▶ _OBJECTIVE_: Verbatim output of all the material below is required.
╭─ INPUT
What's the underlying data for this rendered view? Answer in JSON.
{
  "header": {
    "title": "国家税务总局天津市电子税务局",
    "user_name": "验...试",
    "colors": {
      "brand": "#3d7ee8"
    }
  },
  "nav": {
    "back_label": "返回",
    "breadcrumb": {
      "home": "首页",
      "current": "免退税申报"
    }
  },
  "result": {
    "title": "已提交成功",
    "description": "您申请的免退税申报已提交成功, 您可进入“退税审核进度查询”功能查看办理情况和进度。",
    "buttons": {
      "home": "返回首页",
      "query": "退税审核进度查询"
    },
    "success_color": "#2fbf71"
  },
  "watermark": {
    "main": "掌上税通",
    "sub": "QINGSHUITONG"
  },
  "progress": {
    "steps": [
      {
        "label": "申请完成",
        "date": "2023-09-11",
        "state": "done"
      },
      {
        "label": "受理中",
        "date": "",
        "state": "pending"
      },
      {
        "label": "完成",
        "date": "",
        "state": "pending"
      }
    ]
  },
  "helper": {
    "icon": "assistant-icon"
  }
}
╰─
▶ _OUTPUT BELOW_:
What's the underlying data for this rendered view? Answer in JSON.
{
  "header": {
    "title": "国家税务总局天津市电子税务局",
    "user_name": "验...试",
    "colors": {
      "brand": "#3d7ee8"
    }
  },
  "nav": {
    "back_label": "返回",
    "breadcrumb": {
      "home": "首页",
      "current": "免退税申报"
    }
  },
  "result": {
    "title": "已提交成功",
    "description": "您申请的免退税申报已提交成功, 您可进入“退税审核进度查询”功能查看办理情况和进度。",
    "buttons": {
      "home": "返回首页",
      "query": "退税审核进度查询"
    },
    "success_color": "#2fbf71"
  },
  "watermark": {
    "main": "掌上税通",
    "sub": "QINGSHUITONG"
  },
  "progress": {
    "steps": [
      {
        "label": "申请完成",
        "date": "2023-09-11",
        "state": "done"
      },
      {
        "label": "受理中",
        "date": "",
        "state": "pending"
      },
      {
        "label": "完成",
        "date": "",
        "state": "pending"
      }
    ]
  },
  "helper": {
    "icon": "assistant-icon"
  }
}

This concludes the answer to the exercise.